[start Data for processing]
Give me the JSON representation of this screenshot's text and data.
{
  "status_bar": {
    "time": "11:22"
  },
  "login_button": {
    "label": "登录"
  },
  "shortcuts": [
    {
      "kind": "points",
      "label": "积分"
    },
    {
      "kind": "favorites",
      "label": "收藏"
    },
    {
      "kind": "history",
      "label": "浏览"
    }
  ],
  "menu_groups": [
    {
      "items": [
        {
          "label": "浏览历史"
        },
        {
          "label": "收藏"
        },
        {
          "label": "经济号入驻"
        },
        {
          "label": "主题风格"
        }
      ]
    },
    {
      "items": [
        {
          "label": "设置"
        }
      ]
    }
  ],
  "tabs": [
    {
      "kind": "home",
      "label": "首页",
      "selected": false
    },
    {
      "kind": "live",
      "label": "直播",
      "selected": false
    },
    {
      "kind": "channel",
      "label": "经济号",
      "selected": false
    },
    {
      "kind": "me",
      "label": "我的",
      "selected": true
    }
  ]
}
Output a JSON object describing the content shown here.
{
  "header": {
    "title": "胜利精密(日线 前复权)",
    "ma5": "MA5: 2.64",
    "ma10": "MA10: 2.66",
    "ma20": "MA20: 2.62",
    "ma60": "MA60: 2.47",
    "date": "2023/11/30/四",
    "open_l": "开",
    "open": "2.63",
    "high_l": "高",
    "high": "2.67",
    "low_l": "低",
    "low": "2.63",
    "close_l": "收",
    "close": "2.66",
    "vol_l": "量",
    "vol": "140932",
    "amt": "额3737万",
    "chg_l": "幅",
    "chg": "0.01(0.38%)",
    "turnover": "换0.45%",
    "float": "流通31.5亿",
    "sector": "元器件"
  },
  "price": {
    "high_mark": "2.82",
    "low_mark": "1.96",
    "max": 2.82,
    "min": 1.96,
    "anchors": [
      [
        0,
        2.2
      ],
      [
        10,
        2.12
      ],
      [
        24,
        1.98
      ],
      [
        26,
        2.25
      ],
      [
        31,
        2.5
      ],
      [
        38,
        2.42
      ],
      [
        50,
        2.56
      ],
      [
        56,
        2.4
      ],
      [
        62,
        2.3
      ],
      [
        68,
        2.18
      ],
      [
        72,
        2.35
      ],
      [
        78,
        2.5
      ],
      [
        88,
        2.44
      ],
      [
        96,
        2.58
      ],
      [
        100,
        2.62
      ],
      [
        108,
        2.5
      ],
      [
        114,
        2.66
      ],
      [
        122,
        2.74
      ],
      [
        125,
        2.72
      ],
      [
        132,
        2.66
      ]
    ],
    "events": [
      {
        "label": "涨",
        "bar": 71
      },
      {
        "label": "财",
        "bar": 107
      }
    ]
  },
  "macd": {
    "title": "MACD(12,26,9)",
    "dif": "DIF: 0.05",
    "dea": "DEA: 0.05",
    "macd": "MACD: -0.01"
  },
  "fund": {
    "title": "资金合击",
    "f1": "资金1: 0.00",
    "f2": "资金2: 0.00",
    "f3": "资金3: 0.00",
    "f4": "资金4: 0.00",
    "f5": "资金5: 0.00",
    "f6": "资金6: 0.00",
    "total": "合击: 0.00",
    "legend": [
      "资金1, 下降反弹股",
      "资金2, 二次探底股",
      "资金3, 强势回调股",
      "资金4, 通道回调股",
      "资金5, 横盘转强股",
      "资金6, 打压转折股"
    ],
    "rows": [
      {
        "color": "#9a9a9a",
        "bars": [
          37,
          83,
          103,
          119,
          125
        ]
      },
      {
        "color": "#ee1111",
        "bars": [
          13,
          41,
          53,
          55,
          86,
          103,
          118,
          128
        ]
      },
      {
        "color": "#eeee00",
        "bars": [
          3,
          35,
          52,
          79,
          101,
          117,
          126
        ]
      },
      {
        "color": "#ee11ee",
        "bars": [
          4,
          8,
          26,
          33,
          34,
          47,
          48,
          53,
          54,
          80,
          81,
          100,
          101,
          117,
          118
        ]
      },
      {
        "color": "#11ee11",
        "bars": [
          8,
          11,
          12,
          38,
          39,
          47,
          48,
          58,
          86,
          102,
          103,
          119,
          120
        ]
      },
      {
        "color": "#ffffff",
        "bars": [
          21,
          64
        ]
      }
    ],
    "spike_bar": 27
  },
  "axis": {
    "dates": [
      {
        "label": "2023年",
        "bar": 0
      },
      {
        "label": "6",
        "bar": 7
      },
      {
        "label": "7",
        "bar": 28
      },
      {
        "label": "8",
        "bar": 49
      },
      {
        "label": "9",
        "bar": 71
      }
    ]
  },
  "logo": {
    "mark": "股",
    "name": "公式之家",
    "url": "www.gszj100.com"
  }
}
[end Data for processing]
→ Stated exercise
Report how many lines of the preceding records include "JSON". Output the number only.

→ The result
2